**WHAT YOU HAVE TO DO:** From the records below, pull each line that has "series".

**SUPPLIED MATERIAL:**
------------

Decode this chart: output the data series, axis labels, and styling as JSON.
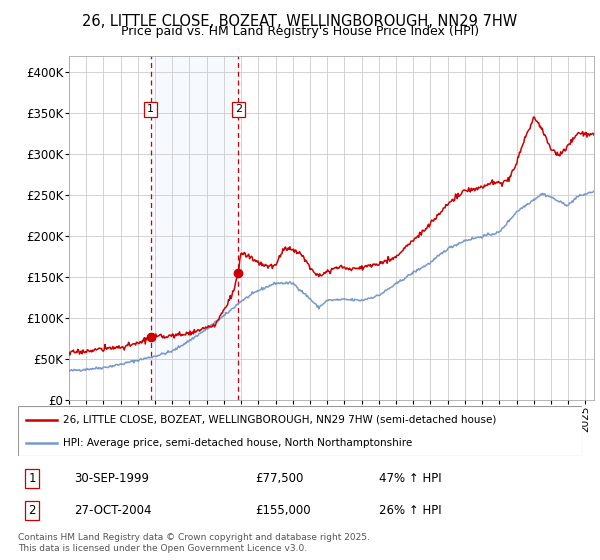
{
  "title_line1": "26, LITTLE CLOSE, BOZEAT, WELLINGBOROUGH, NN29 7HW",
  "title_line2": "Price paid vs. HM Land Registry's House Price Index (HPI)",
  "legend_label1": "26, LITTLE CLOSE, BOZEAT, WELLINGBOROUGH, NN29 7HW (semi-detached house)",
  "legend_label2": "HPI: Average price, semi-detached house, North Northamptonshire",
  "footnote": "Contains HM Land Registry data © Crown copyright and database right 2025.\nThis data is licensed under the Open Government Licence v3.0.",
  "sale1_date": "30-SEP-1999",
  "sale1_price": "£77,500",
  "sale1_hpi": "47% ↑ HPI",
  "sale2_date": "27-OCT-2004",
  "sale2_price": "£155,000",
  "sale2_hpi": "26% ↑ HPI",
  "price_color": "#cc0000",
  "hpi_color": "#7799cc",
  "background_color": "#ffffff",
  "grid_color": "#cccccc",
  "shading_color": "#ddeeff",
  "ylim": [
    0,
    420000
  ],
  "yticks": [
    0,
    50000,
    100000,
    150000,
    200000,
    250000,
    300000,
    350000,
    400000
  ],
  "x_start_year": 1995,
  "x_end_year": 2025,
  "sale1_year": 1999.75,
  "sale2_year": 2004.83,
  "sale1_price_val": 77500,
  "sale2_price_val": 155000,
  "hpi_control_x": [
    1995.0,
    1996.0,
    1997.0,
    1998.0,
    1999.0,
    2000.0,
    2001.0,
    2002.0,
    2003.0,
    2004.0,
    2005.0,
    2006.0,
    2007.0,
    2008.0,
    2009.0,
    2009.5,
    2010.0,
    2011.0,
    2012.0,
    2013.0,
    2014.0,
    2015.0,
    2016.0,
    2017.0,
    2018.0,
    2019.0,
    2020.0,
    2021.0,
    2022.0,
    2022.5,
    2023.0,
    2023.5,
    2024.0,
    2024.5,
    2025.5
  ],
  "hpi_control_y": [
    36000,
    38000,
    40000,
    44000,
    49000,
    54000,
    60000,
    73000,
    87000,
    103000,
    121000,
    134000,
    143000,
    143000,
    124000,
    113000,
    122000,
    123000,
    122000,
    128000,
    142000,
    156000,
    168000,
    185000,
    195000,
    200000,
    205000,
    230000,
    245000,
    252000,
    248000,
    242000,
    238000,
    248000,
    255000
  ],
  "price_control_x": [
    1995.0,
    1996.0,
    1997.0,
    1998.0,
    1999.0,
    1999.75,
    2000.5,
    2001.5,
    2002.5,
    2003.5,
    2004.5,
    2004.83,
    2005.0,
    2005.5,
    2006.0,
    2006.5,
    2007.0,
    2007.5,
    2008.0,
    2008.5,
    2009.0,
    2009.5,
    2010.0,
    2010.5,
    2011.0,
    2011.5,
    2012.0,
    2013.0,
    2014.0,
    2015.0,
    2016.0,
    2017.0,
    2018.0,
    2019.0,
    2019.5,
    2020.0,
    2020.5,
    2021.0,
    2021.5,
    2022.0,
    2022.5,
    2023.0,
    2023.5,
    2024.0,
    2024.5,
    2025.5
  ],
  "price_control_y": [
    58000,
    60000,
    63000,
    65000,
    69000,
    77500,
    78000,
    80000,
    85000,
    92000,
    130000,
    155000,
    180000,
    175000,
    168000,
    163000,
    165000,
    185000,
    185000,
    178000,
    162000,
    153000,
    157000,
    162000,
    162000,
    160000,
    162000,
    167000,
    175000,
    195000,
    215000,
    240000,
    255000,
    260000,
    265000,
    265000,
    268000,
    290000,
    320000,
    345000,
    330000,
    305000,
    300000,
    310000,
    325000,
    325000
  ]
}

------------

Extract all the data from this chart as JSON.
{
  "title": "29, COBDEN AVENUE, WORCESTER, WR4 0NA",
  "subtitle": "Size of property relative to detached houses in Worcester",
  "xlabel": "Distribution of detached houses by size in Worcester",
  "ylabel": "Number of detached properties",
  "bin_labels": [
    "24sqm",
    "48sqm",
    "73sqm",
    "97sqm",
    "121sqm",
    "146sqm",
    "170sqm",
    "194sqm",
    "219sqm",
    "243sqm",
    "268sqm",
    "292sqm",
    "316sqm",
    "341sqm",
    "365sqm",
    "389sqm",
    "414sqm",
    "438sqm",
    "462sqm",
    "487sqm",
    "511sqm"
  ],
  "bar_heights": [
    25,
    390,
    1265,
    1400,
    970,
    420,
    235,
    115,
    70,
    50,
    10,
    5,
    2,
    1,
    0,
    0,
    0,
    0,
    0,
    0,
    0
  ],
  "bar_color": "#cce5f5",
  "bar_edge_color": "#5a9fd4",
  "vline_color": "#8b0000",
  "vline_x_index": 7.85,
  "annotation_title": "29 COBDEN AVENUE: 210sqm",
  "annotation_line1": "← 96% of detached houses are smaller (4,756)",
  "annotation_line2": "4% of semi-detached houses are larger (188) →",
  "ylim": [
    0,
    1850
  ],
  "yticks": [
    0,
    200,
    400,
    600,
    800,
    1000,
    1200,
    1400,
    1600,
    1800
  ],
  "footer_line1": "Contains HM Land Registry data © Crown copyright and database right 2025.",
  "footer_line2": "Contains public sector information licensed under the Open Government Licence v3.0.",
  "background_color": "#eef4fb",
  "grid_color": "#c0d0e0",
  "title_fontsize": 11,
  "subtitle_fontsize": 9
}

------------

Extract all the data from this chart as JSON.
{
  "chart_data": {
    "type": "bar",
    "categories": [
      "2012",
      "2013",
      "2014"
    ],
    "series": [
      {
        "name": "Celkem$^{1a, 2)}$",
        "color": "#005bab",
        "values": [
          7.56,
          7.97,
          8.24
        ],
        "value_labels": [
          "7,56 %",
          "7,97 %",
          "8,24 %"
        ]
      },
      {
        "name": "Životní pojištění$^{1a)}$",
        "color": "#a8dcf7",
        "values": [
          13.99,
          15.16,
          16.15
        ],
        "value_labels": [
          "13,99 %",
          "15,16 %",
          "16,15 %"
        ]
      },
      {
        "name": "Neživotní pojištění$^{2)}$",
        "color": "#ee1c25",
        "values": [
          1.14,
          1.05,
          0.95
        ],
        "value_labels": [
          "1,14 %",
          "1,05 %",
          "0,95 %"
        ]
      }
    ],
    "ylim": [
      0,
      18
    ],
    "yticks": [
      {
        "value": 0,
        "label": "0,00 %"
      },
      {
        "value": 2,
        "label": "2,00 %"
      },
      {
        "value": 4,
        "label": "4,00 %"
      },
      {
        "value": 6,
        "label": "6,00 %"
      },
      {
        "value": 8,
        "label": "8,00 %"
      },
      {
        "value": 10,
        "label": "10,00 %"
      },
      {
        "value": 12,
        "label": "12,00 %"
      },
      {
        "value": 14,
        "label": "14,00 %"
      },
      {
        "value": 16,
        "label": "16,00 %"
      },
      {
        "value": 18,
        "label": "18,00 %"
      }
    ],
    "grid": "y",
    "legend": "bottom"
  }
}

------------

**TASK RESULT:**
Decode this chart: output the data series, axis labels, and styling as JSON.
    "series": [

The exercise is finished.